» **TO BE DONE**
Extract each line holding the word "name" from the entries.

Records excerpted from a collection
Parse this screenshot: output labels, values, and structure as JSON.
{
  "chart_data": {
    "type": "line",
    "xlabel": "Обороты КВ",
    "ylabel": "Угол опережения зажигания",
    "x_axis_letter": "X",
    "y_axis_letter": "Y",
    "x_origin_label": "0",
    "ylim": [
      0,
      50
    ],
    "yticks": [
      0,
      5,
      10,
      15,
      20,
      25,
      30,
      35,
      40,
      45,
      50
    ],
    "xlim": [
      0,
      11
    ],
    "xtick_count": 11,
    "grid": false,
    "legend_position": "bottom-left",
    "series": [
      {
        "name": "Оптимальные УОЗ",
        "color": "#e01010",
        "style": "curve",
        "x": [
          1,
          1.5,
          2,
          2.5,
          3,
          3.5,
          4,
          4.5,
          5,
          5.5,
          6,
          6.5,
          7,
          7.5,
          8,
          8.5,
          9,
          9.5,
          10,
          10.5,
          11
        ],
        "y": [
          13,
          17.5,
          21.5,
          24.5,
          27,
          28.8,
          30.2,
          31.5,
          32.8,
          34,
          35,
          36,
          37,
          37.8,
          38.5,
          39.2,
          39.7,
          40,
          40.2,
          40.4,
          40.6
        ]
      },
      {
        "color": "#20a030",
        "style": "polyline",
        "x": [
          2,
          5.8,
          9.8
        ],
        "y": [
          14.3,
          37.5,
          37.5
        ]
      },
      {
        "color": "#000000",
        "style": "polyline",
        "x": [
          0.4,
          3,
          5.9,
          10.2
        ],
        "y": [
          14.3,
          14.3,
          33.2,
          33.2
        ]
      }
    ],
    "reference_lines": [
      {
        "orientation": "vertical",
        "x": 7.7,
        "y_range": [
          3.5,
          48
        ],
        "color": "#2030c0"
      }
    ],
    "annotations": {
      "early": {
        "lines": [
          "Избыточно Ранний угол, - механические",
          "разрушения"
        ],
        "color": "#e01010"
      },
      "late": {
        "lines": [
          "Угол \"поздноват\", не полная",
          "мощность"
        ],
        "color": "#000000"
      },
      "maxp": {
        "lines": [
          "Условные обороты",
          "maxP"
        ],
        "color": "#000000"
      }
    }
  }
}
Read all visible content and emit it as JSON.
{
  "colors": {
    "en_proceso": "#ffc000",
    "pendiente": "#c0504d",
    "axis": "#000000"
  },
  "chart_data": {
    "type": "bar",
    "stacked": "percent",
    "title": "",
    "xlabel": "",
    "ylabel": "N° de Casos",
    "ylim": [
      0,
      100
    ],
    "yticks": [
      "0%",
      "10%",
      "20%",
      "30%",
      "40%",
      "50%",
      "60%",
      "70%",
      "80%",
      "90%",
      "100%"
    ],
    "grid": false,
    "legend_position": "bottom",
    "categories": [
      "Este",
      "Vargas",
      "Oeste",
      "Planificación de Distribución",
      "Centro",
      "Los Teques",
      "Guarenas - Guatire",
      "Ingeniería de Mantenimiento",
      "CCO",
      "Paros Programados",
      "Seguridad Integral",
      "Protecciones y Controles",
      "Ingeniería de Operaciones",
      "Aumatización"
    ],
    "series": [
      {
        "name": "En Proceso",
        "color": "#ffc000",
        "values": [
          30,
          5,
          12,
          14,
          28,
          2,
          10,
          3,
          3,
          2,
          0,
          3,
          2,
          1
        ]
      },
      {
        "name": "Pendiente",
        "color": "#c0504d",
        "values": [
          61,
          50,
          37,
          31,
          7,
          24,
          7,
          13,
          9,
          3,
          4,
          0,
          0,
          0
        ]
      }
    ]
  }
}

» **WRITTEN ANSWER**
        "name": "Оптимальные УОЗ",
        "name": "En Proceso",
        "name": "Pendiente",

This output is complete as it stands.